INPUT ROWS |
--------

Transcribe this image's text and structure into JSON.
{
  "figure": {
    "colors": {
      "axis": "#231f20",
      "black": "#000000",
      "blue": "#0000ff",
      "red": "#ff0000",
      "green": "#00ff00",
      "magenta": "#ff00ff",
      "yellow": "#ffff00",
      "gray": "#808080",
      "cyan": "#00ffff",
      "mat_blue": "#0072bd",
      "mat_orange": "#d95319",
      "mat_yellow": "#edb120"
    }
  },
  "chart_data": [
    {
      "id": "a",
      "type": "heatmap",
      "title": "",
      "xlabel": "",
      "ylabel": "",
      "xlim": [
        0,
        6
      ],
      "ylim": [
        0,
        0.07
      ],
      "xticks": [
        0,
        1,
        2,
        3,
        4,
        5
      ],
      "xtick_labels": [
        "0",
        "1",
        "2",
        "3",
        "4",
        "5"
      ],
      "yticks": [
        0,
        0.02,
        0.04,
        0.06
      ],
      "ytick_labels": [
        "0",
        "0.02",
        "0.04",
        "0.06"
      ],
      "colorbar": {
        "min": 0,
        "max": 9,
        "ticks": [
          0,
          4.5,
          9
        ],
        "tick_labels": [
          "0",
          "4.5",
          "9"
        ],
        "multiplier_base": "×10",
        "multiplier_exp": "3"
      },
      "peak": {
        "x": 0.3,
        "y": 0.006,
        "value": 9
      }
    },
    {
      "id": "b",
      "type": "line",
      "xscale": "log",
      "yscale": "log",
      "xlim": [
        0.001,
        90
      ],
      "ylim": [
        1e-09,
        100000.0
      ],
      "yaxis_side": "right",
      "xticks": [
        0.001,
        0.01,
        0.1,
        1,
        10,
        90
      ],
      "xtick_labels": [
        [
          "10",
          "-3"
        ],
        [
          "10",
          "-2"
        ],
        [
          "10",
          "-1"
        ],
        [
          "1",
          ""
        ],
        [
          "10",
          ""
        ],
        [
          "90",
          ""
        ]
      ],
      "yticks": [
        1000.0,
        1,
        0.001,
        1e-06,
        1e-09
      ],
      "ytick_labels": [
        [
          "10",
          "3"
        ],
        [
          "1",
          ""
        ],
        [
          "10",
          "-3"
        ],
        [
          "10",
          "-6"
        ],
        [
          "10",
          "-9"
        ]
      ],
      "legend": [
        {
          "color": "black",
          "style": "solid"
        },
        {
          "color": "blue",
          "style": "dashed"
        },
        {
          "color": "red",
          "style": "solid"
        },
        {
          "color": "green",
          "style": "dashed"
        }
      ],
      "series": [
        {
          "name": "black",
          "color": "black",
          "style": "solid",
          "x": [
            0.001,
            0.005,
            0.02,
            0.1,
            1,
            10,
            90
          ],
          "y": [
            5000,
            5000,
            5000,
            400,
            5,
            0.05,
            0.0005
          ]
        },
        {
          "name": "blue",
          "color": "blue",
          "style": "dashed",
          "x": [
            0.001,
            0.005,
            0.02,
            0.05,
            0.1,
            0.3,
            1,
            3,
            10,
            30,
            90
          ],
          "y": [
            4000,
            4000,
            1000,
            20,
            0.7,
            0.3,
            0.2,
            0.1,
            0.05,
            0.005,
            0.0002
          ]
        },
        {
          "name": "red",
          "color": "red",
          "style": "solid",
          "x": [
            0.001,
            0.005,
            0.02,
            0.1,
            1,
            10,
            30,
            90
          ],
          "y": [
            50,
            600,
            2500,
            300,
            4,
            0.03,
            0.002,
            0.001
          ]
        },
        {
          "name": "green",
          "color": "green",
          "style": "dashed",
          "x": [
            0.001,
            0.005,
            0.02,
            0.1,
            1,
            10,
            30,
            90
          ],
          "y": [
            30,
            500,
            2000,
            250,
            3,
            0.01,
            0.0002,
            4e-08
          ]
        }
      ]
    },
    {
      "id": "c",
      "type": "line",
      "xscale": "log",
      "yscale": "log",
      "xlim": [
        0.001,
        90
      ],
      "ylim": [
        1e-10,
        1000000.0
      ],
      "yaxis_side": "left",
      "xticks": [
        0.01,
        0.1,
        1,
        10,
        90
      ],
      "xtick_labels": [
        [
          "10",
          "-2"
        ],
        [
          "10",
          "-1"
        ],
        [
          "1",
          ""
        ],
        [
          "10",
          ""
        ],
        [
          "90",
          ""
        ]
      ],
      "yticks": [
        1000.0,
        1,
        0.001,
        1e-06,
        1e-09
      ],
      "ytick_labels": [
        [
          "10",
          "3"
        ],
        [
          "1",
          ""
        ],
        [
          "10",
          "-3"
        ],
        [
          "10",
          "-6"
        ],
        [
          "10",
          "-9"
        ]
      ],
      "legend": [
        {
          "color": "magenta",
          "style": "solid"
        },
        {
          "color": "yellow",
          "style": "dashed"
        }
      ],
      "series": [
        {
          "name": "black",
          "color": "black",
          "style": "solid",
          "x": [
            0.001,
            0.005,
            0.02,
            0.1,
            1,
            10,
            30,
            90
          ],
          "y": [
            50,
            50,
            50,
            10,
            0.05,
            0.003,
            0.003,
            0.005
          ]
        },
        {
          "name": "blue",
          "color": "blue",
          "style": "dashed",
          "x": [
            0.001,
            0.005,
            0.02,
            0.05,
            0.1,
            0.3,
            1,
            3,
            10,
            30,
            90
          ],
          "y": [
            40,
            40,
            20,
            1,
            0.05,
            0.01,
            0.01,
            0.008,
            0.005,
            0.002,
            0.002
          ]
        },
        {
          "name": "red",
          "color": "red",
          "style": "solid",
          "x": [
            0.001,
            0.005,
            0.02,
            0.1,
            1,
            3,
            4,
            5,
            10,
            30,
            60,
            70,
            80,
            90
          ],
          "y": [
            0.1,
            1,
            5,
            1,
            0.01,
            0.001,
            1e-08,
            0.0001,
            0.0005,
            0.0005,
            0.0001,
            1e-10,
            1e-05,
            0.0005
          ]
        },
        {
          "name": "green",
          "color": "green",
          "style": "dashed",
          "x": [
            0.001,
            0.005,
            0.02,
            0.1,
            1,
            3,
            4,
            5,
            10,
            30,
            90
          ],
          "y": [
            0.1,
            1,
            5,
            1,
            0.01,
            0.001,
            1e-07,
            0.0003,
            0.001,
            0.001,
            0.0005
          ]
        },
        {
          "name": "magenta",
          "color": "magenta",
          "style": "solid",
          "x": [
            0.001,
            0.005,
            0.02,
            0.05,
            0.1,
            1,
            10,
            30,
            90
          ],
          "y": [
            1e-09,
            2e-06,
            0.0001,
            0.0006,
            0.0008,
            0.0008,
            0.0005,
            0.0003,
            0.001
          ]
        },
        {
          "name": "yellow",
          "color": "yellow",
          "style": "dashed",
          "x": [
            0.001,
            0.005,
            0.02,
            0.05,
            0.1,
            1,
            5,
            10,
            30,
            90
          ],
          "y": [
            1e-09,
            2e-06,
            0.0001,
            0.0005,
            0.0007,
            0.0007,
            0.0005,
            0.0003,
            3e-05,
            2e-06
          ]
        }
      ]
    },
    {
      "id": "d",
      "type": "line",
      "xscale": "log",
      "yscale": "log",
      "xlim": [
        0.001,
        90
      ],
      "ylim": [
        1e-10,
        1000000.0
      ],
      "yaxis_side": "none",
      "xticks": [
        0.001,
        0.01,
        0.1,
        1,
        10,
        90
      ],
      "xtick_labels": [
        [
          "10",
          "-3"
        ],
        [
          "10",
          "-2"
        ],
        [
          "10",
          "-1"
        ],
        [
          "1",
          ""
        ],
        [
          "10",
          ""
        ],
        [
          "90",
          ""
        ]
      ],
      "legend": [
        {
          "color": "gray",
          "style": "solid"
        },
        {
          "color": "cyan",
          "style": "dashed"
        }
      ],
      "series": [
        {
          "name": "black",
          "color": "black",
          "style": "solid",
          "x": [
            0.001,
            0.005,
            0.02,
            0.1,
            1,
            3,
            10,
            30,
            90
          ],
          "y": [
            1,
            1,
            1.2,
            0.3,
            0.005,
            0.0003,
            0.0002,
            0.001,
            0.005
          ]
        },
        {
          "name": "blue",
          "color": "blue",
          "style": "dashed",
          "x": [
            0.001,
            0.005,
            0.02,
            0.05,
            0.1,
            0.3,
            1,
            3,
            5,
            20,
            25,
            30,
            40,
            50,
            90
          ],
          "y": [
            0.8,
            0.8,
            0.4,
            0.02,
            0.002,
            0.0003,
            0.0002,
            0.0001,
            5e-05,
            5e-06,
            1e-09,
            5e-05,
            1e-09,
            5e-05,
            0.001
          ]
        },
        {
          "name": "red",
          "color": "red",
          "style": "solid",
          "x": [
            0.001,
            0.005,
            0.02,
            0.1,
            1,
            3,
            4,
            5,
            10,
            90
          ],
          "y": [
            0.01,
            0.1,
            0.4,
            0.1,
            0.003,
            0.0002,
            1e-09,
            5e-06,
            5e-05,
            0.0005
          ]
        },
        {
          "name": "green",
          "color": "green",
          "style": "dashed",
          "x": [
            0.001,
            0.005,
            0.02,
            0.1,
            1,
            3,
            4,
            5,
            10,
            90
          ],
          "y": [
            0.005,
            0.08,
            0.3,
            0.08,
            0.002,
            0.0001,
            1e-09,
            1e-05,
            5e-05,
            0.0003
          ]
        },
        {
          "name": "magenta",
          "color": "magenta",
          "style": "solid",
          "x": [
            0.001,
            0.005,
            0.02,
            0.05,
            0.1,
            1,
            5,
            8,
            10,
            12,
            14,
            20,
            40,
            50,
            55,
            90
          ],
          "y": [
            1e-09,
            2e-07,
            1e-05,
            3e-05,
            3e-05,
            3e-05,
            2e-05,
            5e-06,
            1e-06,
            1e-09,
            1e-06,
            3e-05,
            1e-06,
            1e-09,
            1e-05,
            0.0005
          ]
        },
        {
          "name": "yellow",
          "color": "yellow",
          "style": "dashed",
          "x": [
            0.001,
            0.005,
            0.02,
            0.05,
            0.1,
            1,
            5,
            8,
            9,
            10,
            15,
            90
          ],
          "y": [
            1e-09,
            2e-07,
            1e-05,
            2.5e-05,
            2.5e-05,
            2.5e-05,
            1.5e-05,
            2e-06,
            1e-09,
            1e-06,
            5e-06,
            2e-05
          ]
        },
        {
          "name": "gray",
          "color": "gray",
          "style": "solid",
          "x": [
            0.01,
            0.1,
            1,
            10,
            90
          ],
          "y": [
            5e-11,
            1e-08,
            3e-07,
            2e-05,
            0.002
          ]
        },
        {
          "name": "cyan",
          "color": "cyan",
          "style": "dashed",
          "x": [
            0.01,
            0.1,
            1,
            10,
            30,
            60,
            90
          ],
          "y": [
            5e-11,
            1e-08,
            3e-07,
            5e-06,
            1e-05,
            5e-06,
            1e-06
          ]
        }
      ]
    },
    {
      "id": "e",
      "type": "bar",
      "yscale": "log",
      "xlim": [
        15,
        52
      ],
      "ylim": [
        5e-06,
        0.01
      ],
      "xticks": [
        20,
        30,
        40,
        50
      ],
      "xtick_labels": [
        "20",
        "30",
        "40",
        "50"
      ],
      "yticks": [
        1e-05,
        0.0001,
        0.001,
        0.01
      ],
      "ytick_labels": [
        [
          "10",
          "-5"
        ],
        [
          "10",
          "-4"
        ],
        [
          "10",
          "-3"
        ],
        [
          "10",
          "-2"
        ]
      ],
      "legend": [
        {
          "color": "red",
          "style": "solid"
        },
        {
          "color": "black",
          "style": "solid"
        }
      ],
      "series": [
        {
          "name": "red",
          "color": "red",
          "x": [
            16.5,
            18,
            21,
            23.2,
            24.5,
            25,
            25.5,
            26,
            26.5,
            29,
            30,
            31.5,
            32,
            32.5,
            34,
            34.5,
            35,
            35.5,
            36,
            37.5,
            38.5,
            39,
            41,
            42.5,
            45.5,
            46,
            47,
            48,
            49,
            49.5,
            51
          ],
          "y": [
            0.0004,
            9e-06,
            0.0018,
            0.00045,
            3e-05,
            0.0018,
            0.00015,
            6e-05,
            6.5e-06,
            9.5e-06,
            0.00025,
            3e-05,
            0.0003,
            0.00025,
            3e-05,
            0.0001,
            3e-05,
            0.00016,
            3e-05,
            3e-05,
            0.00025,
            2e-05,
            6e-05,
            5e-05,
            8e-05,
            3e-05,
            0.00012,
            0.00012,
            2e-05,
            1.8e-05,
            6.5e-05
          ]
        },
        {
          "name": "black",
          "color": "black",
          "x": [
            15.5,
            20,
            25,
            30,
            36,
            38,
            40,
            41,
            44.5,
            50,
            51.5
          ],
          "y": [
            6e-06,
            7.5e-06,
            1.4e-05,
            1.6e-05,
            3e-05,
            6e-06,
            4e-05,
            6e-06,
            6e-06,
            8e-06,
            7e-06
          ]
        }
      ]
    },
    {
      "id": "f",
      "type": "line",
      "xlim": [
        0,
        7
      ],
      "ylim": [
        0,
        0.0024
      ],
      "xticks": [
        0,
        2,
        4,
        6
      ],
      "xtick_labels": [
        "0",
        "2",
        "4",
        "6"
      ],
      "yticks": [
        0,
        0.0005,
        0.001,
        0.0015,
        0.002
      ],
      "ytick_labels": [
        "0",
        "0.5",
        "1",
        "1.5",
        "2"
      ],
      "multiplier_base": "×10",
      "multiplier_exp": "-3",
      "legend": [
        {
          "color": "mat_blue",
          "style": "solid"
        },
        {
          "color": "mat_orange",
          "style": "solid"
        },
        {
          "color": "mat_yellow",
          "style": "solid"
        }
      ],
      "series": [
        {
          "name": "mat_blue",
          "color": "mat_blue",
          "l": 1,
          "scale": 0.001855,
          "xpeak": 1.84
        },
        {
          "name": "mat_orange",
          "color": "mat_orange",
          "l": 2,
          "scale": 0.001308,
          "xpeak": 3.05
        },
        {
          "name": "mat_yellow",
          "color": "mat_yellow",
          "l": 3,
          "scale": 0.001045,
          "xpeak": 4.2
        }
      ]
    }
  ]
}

--------

REQUEST |
Copy every line of the entries above in which "cyan" occurs.

TASK OUTPUT |
      "cyan": "#00ffff",
          "color": "cyan",
          "name": "cyan",
          "color": "cyan",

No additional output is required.